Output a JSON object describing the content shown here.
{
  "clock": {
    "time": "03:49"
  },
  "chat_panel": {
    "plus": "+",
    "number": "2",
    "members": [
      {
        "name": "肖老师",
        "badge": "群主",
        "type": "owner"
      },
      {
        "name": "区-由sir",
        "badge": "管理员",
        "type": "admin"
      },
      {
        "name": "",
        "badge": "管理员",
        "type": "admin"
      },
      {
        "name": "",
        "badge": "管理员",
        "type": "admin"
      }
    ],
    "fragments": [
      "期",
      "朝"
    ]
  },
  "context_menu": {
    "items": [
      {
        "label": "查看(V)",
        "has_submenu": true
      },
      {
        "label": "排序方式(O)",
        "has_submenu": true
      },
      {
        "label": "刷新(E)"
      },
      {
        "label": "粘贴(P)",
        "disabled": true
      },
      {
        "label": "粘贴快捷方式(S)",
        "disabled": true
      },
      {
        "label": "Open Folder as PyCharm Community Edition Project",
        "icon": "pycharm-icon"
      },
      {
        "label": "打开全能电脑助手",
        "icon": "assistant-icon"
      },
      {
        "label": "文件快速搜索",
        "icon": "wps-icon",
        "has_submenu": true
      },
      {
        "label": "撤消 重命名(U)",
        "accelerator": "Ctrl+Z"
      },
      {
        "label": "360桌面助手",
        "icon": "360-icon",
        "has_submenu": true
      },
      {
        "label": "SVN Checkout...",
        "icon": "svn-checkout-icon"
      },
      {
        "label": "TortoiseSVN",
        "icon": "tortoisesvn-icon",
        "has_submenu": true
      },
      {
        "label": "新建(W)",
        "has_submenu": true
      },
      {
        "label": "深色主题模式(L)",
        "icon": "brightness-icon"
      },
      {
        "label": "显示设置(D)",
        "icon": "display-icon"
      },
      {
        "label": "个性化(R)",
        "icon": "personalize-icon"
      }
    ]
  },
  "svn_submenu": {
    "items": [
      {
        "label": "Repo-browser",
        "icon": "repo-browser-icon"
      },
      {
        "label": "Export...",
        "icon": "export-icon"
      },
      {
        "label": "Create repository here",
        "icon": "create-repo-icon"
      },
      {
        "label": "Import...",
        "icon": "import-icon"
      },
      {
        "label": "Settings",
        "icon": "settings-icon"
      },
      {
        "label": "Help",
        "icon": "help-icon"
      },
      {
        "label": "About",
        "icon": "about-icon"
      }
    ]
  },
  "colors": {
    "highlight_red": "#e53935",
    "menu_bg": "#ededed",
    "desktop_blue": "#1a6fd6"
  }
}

» YOUR GOAL
Restate each record exactly as written.

» FINISHED TASK
Output a JSON object describing the content shown here.
{
  "clock": {
    "time": "03:49"
  },
  "chat_panel": {
    "plus": "+",
    "number": "2",
    "members": [
      {
        "name": "肖老师",
        "badge": "群主",
        "type": "owner"
      },
      {
        "name": "区-由sir",
        "badge": "管理员",
        "type": "admin"
      },
      {
        "name": "",
        "badge": "管理员",
        "type": "admin"
      },
      {
        "name": "",
        "badge": "管理员",
        "type": "admin"
      }
    ],
    "fragments": [
      "期",
      "朝"
    ]
  },
  "context_menu": {
    "items": [
      {
        "label": "查看(V)",
        "has_submenu": true
      },
      {
        "label": "排序方式(O)",
        "has_submenu": true
      },
      {
        "label": "刷新(E)"
      },
      {
        "label": "粘贴(P)",
        "disabled": true
      },
      {
        "label": "粘贴快捷方式(S)",
        "disabled": true
      },
      {
        "label": "Open Folder as PyCharm Community Edition Project",
        "icon": "pycharm-icon"
      },
      {
        "label": "打开全能电脑助手",
        "icon": "assistant-icon"
      },
      {
        "label": "文件快速搜索",
        "icon": "wps-icon",
        "has_submenu": true
      },
      {
        "label": "撤消 重命名(U)",
        "accelerator": "Ctrl+Z"
      },
      {
        "label": "360桌面助手",
        "icon": "360-icon",
        "has_submenu": true
      },
      {
        "label": "SVN Checkout...",
        "icon": "svn-checkout-icon"
      },
      {
        "label": "TortoiseSVN",
        "icon": "tortoisesvn-icon",
        "has_submenu": true
      },
      {
        "label": "新建(W)",
        "has_submenu": true
      },
      {
        "label": "深色主题模式(L)",
        "icon": "brightness-icon"
      },
      {
        "label": "显示设置(D)",
        "icon": "display-icon"
      },
      {
        "label": "个性化(R)",
        "icon": "personalize-icon"
      }
    ]
  },
  "svn_submenu": {
    "items": [
      {
        "label": "Repo-browser",
        "icon": "repo-browser-icon"
      },
      {
        "label": "Export...",
        "icon": "export-icon"
      },
      {
        "label": "Create repository here",
        "icon": "create-repo-icon"
      },
      {
        "label": "Import...",
        "icon": "import-icon"
      },
      {
        "label": "Settings",
        "icon": "settings-icon"
      },
      {
        "label": "Help",
        "icon": "help-icon"
      },
      {
        "label": "About",
        "icon": "about-icon"
      }
    ]
  },
  "colors": {
    "highlight_red": "#e53935",
    "menu_bg": "#ededed",
    "desktop_blue": "#1a6fd6"
  }
}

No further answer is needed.